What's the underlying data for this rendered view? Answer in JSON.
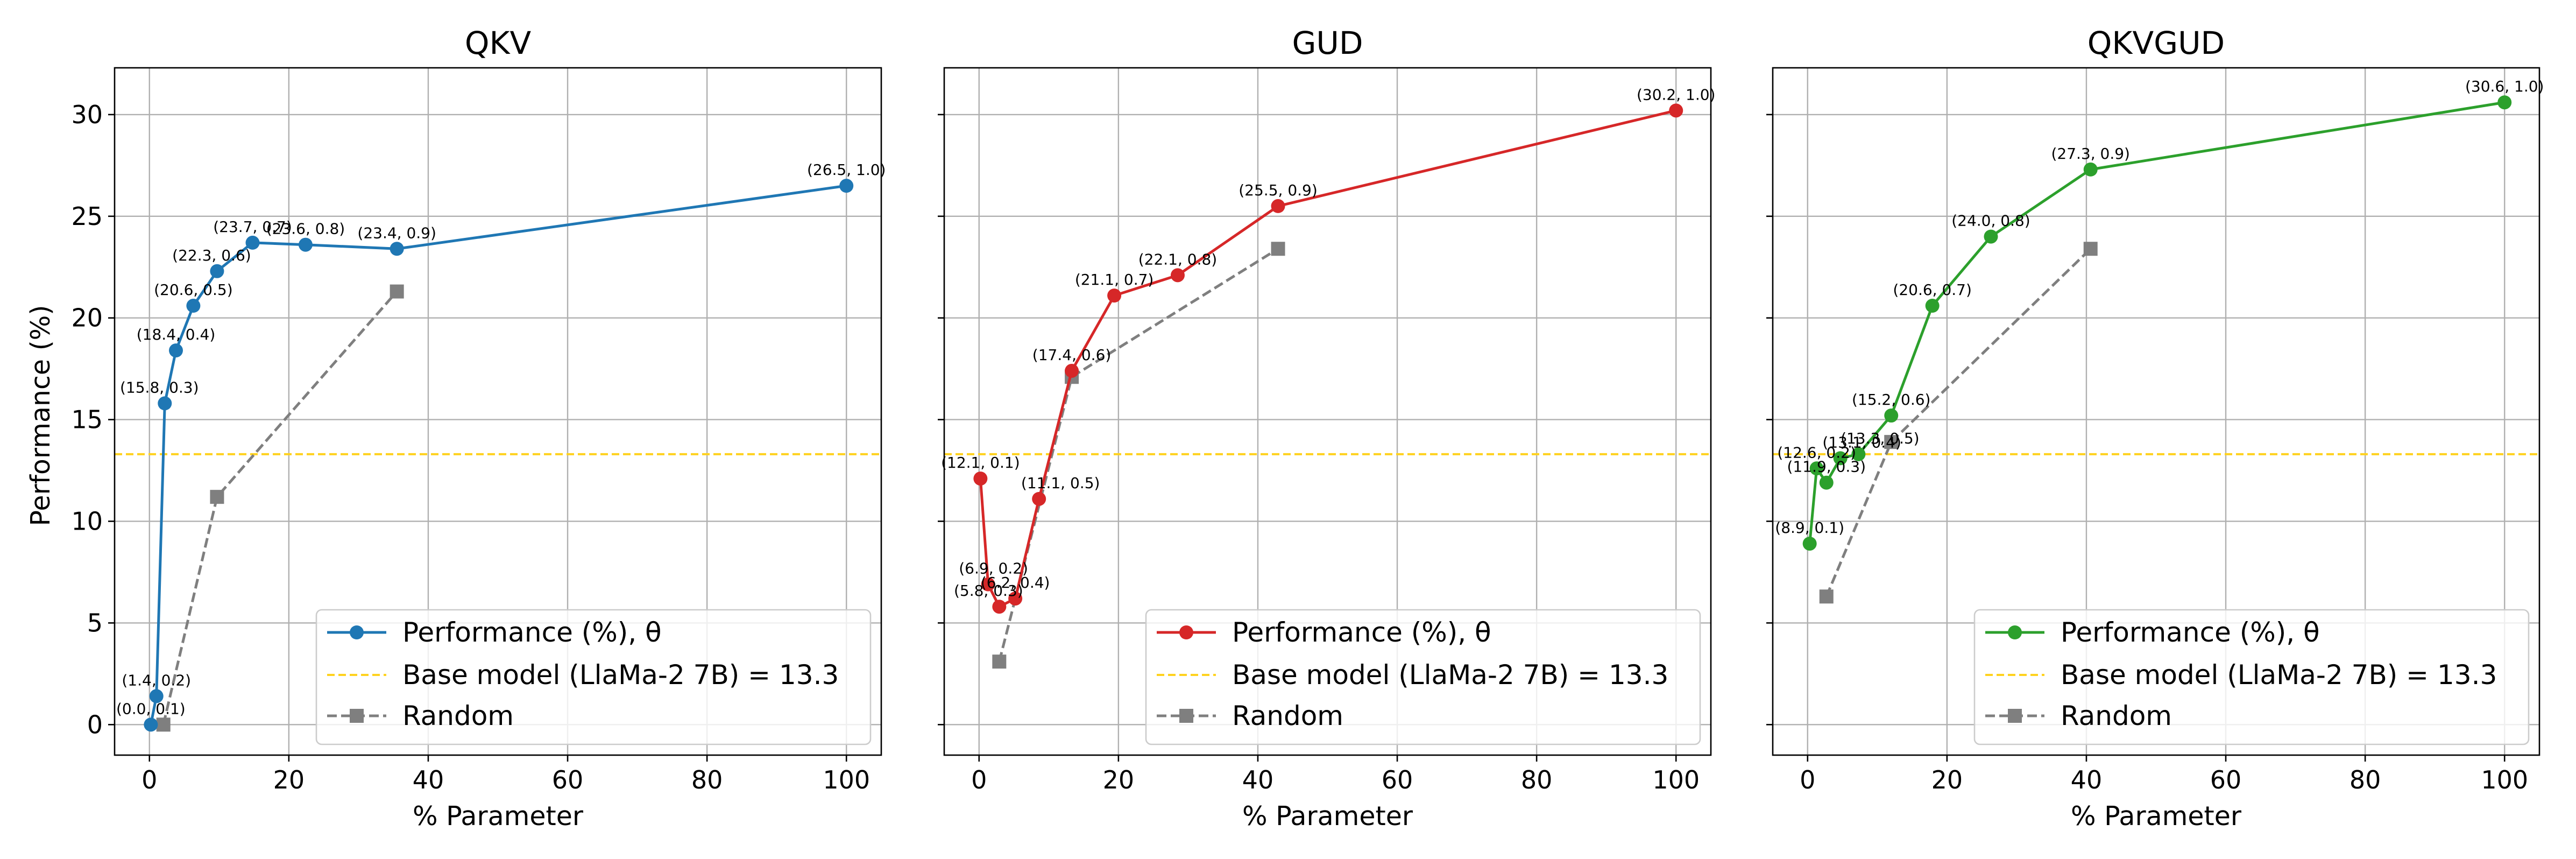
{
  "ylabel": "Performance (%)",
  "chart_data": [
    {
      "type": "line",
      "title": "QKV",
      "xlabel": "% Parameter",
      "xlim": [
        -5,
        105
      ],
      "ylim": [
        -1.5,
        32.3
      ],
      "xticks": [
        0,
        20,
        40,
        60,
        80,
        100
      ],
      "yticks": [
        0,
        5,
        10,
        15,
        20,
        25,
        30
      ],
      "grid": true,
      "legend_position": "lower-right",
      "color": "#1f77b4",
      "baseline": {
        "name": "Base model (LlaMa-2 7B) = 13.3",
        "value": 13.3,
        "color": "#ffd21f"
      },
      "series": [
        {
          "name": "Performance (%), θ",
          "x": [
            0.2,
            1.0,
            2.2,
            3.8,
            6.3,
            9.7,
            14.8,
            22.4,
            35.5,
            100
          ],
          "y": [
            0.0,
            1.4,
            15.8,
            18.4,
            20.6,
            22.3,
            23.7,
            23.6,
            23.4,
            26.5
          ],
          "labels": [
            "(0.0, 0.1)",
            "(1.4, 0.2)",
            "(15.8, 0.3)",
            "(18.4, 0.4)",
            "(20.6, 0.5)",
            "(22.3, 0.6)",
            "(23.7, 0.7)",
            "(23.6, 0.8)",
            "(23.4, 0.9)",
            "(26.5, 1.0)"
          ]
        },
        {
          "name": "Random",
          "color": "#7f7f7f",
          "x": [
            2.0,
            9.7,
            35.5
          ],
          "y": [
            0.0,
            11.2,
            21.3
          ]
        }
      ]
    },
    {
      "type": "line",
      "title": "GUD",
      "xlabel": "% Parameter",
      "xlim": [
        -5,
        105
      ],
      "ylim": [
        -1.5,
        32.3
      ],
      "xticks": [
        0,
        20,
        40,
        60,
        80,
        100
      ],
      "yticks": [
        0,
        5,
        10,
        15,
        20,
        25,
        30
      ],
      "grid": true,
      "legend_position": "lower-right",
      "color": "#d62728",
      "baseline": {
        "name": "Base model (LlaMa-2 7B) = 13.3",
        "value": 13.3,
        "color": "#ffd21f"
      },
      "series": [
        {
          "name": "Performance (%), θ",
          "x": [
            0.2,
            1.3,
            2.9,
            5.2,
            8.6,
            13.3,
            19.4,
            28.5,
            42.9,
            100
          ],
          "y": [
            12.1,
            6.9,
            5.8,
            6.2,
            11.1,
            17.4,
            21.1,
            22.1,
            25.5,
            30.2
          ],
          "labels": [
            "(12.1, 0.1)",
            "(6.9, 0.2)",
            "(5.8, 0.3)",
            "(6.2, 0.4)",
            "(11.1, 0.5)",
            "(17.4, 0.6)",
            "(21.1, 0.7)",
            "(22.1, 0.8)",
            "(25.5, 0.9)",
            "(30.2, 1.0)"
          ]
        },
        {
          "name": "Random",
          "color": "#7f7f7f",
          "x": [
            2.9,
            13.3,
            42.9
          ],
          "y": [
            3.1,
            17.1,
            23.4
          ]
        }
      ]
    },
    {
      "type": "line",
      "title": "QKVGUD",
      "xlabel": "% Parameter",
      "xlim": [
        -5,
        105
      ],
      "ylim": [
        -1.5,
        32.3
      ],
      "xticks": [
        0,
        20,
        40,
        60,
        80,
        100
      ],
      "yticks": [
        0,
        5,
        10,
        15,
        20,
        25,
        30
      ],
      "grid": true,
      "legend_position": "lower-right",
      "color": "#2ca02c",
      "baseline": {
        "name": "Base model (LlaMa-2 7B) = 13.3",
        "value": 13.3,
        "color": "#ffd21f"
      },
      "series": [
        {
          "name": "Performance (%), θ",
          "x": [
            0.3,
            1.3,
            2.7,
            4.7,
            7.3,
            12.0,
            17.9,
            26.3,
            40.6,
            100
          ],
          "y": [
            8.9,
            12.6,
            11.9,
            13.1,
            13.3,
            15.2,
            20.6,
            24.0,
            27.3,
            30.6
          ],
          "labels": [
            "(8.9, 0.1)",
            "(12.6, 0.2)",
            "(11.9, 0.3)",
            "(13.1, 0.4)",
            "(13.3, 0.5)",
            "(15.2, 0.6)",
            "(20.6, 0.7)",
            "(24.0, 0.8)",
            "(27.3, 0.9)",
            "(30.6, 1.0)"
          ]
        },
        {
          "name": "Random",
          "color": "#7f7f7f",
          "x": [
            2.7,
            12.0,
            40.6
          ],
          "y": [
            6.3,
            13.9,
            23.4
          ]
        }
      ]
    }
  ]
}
____
▶ _WHAT TO PRODUCE_:
Transcribe every entry word for word, but skip the pictures.

▶ _EXERCISE ANSWER_:
What's the underlying data for this rendered view? Answer in JSON.
{
  "ylabel": "Performance (%)",
  "chart_data": [
    {
      "type": "line",
      "title": "QKV",
      "xlabel": "% Parameter",
      "xlim": [
        -5,
        105
      ],
      "ylim": [
        -1.5,
        32.3
      ],
      "xticks": [
        0,
        20,
        40,
        60,
        80,
        100
      ],
      "yticks": [
        0,
        5,
        10,
        15,
        20,
        25,
        30
      ],
      "grid": true,
      "legend_position": "lower-right",
      "color": "#1f77b4",
      "baseline": {
        "name": "Base model (LlaMa-2 7B) = 13.3",
        "value": 13.3,
        "color": "#ffd21f"
      },
      "series": [
        {
          "name": "Performance (%), θ",
          "x": [
            0.2,
            1.0,
            2.2,
            3.8,
            6.3,
            9.7,
            14.8,
            22.4,
            35.5,
            100
          ],
          "y": [
            0.0,
            1.4,
            15.8,
            18.4,
            20.6,
            22.3,
            23.7,
            23.6,
            23.4,
            26.5
          ],
          "labels": [
            "(0.0, 0.1)",
            "(1.4, 0.2)",
            "(15.8, 0.3)",
            "(18.4, 0.4)",
            "(20.6, 0.5)",
            "(22.3, 0.6)",
            "(23.7, 0.7)",
            "(23.6, 0.8)",
            "(23.4, 0.9)",
            "(26.5, 1.0)"
          ]
        },
        {
          "name": "Random",
          "color": "#7f7f7f",
          "x": [
            2.0,
            9.7,
            35.5
          ],
          "y": [
            0.0,
            11.2,
            21.3
          ]
        }
      ]
    },
    {
      "type": "line",
      "title": "GUD",
      "xlabel": "% Parameter",
      "xlim": [
        -5,
        105
      ],
      "ylim": [
        -1.5,
        32.3
      ],
      "xticks": [
        0,
        20,
        40,
        60,
        80,
        100
      ],
      "yticks": [
        0,
        5,
        10,
        15,
        20,
        25,
        30
      ],
      "grid": true,
      "legend_position": "lower-right",
      "color": "#d62728",
      "baseline": {
        "name": "Base model (LlaMa-2 7B) = 13.3",
        "value": 13.3,
        "color": "#ffd21f"
      },
      "series": [
        {
          "name": "Performance (%), θ",
          "x": [
            0.2,
            1.3,
            2.9,
            5.2,
            8.6,
            13.3,
            19.4,
            28.5,
            42.9,
            100
          ],
          "y": [
            12.1,
            6.9,
            5.8,
            6.2,
            11.1,
            17.4,
            21.1,
            22.1,
            25.5,
            30.2
          ],
          "labels": [
            "(12.1, 0.1)",
            "(6.9, 0.2)",
            "(5.8, 0.3)",
            "(6.2, 0.4)",
            "(11.1, 0.5)",
            "(17.4, 0.6)",
            "(21.1, 0.7)",
            "(22.1, 0.8)",
            "(25.5, 0.9)",
            "(30.2, 1.0)"
          ]
        },
        {
          "name": "Random",
          "color": "#7f7f7f",
          "x": [
            2.9,
            13.3,
            42.9
          ],
          "y": [
            3.1,
            17.1,
            23.4
          ]
        }
      ]
    },
    {
      "type": "line",
      "title": "QKVGUD",
      "xlabel": "% Parameter",
      "xlim": [
        -5,
        105
      ],
      "ylim": [
        -1.5,
        32.3
      ],
      "xticks": [
        0,
        20,
        40,
        60,
        80,
        100
      ],
      "yticks": [
        0,
        5,
        10,
        15,
        20,
        25,
        30
      ],
      "grid": true,
      "legend_position": "lower-right",
      "color": "#2ca02c",
      "baseline": {
        "name": "Base model (LlaMa-2 7B) = 13.3",
        "value": 13.3,
        "color": "#ffd21f"
      },
      "series": [
        {
          "name": "Performance (%), θ",
          "x": [
            0.3,
            1.3,
            2.7,
            4.7,
            7.3,
            12.0,
            17.9,
            26.3,
            40.6,
            100
          ],
          "y": [
            8.9,
            12.6,
            11.9,
            13.1,
            13.3,
            15.2,
            20.6,
            24.0,
            27.3,
            30.6
          ],
          "labels": [
            "(8.9, 0.1)",
            "(12.6, 0.2)",
            "(11.9, 0.3)",
            "(13.1, 0.4)",
            "(13.3, 0.5)",
            "(15.2, 0.6)",
            "(20.6, 0.7)",
            "(24.0, 0.8)",
            "(27.3, 0.9)",
            "(30.6, 1.0)"
          ]
        },
        {
          "name": "Random",
          "color": "#7f7f7f",
          "x": [
            2.7,
            12.0,
            40.6
          ],
          "y": [
            6.3,
            13.9,
            23.4
          ]
        }
      ]
    }
  ]
}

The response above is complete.